--- POLECENIE 1 ---
Oceń, czy poniższe stwierdzenia zgadzają się z fragmentem opowiadania. Przy każdym odpowiedz „tak” lub „nie” i przytocz dokładnie rozstrzygające słowa fragmentu.
(a) Charliego obudził deszcz.
(b) Ciało Kate znaleziono na plaży.
(c) Hurley biegł przed Jackiem i Locke'em.

═════ FRAGMENT TEKSTU

Claire oburzona zachowaniem Sawyera nic nie powiedziała. Spojrzała na Aarona i już miała podjąć śpiewanie kołysanki, gdy zobaczyła przebiegających obok niej Jacka i Locke'a. Kilka kroków za nimi, tocząc się po piasku, Hurley ryczał na całe gardło:
- Rany! Koleś! Co jej się stało!?
Claire odwróciła się...
<>
Charliego obudził deszcz. Krople kapały mu do nosa i ust. Otworzył oczy i rozejrzał się.
Wzrok miał nieostry i rozmyty. Był w środku dżungli. Leżał pod drzewem. Cholernie bolała go głowa. Właśnie, głowa. Dotknął dłonią skroni i syknął z bólu. Spojrzał zdziwiony na swoją czerwoną od krwi rękę. Potem, jeszcze bardziej zdziwiony, spojrzał na swoją drugą dłoń, którą nie dotykał głowy. Na całej jej powierzchni, na nadgarstku i pomiędzy palcami zobaczył zaschniętą grubą warstwę krwi.
Przerażony, czując, że robi mu się niedobrze, wstał chwiejnie i ruszył w stronę obozu.
<>
Locke i Jack stali nad Kate. A raczej nad ciałem Kate. A raczej nad tym, co z niego zostało.
Claire poczuła, że robi jej się słabo. Tuląc dziecko w ramionach, odwróciła wzrok. Słyszała, jak rozmawiają:
- Leżała pod drzewem, niedaleko obozu.
- Boże, co za jatka...
- Kilkanaście ciosów czymś twardym, być może kamieniem...
- Jej głowa, spójrz, cała twarzoczaszka rozwalona kilkoma uderzeniami.
- Kto mógł to zrobić?
- Inni? Za blisko. Czyżby byli na tyle bezczelni, żeby zabijać kogoś z nas i podrzucać nam ciało na skraj obozu?
- A może to ktoś z naszych?
Claire poczuła, jak w jej brzuchu tworzy się niebezpiecznie wielka bryła lodu.

══════════

--- POLECENIE 2 ---
Ułóż jako tabelę Markdown z kolumnami „Nr” i „Wiersz” wiersze rekordów, zaczynając od początku rekordów i kończąc na wierszu zawierającym „bar-2013: [197, 515, 252, 553]”, oba końce włącznie. Puste wiersze pomiń.

═════ MATERIAŁ WEJŚCIOWY

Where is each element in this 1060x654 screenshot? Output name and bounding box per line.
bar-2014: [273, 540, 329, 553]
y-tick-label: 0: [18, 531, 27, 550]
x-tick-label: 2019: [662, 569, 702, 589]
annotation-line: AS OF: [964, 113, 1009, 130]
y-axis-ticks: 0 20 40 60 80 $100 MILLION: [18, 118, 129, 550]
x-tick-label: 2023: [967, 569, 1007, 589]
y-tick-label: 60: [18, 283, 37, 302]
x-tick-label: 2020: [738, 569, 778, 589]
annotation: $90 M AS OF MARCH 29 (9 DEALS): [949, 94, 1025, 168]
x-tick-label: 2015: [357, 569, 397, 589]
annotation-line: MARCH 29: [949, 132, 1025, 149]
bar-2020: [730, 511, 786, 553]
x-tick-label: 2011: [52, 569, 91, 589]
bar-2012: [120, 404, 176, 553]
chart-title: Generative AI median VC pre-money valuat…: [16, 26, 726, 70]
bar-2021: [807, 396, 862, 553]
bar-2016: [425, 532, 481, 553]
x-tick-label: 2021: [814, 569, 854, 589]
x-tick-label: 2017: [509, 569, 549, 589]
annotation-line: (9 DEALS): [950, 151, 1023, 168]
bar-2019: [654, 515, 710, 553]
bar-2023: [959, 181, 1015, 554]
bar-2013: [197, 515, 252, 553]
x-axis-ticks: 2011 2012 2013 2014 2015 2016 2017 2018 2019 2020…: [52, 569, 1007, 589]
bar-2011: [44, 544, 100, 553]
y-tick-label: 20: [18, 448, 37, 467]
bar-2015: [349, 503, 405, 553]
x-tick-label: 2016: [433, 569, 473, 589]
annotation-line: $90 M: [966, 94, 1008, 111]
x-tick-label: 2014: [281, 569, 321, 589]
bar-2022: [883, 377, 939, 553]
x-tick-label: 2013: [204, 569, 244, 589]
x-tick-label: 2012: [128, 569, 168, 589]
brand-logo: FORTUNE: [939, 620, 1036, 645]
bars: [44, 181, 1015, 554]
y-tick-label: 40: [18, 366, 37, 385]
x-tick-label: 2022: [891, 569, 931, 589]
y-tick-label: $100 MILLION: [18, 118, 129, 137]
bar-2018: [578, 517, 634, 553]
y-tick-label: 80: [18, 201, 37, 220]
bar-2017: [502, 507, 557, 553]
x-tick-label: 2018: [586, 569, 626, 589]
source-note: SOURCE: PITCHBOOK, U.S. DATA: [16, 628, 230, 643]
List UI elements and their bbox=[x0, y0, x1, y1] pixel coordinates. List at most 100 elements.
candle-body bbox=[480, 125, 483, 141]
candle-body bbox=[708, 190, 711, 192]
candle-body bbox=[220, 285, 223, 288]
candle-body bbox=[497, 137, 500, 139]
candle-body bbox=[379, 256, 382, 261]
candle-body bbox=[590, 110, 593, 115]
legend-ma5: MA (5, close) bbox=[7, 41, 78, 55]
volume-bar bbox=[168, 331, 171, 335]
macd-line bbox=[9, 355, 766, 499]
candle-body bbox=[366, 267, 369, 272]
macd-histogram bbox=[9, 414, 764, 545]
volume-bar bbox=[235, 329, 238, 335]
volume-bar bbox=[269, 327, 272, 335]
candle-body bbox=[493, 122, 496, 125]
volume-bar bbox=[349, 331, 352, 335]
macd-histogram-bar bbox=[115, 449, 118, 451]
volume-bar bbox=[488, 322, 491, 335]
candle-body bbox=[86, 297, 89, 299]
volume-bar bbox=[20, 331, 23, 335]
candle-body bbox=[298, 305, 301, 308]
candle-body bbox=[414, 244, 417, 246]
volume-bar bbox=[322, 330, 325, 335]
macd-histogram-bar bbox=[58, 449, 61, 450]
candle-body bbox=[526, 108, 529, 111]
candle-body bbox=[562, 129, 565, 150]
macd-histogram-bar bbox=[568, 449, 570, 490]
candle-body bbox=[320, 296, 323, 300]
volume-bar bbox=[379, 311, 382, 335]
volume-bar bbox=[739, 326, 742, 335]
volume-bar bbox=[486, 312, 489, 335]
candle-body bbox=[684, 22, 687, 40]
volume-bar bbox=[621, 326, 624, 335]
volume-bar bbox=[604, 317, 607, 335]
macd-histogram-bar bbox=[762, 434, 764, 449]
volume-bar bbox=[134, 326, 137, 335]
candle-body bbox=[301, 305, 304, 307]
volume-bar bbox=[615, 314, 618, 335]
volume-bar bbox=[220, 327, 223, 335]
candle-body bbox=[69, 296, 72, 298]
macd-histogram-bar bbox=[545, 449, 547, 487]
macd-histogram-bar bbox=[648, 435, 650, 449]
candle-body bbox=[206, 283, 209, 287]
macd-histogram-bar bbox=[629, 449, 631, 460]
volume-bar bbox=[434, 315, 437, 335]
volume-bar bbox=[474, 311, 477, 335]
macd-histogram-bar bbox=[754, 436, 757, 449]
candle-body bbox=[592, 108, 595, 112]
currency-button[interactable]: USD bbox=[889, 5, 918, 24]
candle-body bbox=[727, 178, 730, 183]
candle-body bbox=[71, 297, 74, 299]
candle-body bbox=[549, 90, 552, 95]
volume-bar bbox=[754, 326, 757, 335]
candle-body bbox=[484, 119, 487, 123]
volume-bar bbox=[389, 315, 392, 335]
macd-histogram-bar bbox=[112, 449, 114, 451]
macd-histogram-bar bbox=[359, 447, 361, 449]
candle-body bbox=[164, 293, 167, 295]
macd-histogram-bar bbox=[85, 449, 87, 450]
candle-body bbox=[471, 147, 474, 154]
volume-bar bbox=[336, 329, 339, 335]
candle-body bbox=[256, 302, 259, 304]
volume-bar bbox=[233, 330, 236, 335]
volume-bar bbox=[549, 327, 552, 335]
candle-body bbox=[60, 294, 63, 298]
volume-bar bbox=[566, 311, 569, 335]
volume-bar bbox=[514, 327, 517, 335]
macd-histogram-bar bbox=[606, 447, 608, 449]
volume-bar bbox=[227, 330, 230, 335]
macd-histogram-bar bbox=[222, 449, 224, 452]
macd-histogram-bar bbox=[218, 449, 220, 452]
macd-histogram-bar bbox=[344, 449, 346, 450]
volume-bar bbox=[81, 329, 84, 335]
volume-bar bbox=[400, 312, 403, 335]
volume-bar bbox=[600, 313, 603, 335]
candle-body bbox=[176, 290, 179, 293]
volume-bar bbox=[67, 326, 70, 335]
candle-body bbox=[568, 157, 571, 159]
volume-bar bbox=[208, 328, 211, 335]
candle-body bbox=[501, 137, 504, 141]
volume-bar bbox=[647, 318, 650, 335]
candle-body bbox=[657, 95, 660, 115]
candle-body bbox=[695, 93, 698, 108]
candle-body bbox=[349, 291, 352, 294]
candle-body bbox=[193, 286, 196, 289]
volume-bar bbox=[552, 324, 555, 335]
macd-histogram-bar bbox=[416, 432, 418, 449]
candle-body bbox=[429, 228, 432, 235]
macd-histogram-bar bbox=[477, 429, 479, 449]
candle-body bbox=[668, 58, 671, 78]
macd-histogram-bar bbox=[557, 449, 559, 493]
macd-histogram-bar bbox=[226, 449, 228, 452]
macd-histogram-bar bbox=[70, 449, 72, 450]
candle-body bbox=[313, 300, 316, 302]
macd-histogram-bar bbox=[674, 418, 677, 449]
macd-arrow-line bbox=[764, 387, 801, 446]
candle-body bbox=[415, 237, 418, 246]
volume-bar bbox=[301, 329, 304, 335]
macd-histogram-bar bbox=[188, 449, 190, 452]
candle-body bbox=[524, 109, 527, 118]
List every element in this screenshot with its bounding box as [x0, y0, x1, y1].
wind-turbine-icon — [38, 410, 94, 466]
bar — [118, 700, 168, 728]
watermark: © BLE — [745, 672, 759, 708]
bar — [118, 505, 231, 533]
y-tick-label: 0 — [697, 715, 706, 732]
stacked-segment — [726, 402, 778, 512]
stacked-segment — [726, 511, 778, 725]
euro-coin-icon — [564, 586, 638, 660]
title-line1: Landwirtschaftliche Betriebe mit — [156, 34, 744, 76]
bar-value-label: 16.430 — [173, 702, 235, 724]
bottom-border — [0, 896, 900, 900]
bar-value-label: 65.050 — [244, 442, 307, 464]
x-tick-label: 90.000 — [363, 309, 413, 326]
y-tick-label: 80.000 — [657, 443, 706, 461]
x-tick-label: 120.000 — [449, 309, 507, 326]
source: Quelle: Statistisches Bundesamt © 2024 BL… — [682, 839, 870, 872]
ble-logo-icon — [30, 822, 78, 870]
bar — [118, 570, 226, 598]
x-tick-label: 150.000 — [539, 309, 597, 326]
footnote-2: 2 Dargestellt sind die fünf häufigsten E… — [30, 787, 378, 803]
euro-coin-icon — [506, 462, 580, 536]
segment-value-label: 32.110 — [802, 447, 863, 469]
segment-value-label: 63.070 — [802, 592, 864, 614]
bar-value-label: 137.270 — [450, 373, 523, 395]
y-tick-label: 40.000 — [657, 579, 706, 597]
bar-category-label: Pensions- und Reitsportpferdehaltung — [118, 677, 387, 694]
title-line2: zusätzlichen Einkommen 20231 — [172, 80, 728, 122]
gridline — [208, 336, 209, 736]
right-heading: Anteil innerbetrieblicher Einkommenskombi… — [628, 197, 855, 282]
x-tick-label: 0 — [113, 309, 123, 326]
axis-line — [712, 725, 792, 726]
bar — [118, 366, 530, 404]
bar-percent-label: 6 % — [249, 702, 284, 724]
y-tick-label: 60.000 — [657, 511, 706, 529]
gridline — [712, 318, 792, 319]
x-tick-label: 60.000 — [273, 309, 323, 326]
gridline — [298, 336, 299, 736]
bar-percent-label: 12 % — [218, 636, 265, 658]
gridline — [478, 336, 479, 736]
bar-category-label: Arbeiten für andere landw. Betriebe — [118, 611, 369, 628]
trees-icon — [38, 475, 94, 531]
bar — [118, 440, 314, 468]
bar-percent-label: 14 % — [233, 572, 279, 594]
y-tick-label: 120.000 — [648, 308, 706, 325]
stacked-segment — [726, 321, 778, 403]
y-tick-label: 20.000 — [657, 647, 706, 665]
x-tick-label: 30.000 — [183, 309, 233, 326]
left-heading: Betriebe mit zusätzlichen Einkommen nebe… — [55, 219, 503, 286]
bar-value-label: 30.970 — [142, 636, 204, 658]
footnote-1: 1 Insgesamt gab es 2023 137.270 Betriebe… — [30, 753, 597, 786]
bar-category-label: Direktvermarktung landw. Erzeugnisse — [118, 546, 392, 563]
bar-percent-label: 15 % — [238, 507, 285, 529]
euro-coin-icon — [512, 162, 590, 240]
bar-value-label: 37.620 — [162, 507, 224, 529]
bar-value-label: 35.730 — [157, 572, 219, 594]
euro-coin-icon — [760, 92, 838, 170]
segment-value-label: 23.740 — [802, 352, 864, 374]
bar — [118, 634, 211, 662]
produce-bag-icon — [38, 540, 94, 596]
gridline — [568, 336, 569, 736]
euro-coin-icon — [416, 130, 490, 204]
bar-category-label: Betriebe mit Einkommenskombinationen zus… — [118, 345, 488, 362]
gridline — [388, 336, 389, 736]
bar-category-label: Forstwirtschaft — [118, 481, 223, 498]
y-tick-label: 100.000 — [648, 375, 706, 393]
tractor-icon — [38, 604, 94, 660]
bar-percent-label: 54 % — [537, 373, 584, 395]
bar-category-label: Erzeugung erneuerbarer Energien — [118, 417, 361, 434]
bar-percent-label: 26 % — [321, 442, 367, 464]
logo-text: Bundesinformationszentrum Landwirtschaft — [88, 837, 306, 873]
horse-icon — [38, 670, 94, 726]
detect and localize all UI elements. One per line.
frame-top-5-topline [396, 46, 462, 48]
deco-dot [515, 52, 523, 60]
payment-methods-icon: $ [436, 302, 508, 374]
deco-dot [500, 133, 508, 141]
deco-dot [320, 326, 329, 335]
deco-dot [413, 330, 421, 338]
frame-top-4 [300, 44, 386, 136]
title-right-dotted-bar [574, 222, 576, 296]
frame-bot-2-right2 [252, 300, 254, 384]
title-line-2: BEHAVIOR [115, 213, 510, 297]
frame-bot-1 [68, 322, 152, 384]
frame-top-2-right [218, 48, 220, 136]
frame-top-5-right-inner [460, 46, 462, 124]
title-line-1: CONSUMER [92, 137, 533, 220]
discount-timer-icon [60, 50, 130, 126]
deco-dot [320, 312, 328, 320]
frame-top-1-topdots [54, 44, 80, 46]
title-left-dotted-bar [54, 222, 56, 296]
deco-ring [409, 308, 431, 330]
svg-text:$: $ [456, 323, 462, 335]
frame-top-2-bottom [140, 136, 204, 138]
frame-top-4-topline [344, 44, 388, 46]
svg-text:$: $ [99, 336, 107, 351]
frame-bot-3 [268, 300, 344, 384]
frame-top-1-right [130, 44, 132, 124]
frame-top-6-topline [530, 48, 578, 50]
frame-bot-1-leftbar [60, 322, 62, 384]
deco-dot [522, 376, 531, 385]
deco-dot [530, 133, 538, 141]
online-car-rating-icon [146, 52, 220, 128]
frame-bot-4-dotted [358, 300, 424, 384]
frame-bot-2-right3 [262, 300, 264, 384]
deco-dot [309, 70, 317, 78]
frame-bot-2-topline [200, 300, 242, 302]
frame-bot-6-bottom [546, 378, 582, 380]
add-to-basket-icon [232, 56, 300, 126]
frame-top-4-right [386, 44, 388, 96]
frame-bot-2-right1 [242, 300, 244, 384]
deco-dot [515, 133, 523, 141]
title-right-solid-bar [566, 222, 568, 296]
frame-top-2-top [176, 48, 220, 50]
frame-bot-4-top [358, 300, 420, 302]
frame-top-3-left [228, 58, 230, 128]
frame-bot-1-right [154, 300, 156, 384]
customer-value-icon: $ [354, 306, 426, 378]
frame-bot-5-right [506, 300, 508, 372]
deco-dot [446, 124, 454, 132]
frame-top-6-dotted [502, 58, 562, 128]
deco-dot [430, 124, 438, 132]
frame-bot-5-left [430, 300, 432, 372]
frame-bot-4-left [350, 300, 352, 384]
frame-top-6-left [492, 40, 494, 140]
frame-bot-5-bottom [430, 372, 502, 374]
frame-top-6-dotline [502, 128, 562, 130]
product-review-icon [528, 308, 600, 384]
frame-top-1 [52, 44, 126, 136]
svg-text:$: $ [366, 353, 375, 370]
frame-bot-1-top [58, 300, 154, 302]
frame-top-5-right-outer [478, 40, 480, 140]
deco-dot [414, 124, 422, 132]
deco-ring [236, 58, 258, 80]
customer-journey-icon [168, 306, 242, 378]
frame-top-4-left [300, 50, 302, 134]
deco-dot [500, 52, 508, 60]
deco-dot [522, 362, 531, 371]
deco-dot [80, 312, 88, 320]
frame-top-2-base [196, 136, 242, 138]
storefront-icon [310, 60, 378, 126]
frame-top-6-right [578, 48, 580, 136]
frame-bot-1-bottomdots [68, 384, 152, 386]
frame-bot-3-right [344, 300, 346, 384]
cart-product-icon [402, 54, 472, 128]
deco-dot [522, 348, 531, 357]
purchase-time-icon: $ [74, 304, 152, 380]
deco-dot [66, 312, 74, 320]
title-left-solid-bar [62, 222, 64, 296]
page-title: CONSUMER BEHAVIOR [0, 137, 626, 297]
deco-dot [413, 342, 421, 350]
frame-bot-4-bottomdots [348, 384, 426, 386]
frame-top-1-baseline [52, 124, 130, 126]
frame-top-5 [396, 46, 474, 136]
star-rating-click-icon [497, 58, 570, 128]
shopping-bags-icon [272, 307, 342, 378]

══════════

--- POPRAWNA ODPOWIEDŹ 1 ---
(a) Tak: „Charliego obudził deszcz.”
(b) Nie: „Leżała pod drzewem, niedaleko obozu.”
(c) Nie: „Kilka kroków za nimi, tocząc się po piasku, Hurley ryczał na całe gardło”

--- POPRAWNA ODPOWIEDŹ 2 ---
| Nr | Wiersz |
|---|---|
| 1 | Where is each element in this 1060x654 screenshot? Output name and bounding box per line. |
| 2 | bar-2014: [273, 540, 329, 553] |
| 3 | y-tick-label: 0: [18, 531, 27, 550] |
| 4 | x-tick-label: 2019: [662, 569, 702, 589] |
| 5 | annotation-line: AS OF: [964, 113, 1009, 130] |
| 6 | y-axis-ticks: 0 20 40 60 80 $100 MILLION: [18, 118, 129, 550] |
| 7 | x-tick-label: 2023: [967, 569, 1007, 589] |
| 8 | y-tick-label: 60: [18, 283, 37, 302] |
| 9 | x-tick-label: 2020: [738, 569, 778, 589] |
| 10 | annotation: $90 M AS OF MARCH 29 (9 DEALS): [949, 94, 1025, 168] |
| 11 | x-tick-label: 2015: [357, 569, 397, 589] |
| 12 | annotation-line: MARCH 29: [949, 132, 1025, 149] |
| 13 | bar-2020: [730, 511, 786, 553] |
| 14 | x-tick-label: 2011: [52, 569, 91, 589] |
| 15 | bar-2012: [120, 404, 176, 553] |
| 16 | chart-title: Generative AI median VC pre-money valuat…: [16, 26, 726, 70] |
| 17 | bar-2021: [807, 396, 862, 553] |
| 18 | bar-2016: [425, 532, 481, 553] |
| 19 | x-tick-label: 2021: [814, 569, 854, 589] |
| 20 | x-tick-label: 2017: [509, 569, 549, 589] |
| 21 | annotation-line: (9 DEALS): [950, 151, 1023, 168] |
| 22 | bar-2019: [654, 515, 710, 553] |
| 23 | bar-2023: [959, 181, 1015, 554] |
| 24 | bar-2013: [197, 515, 252, 553] |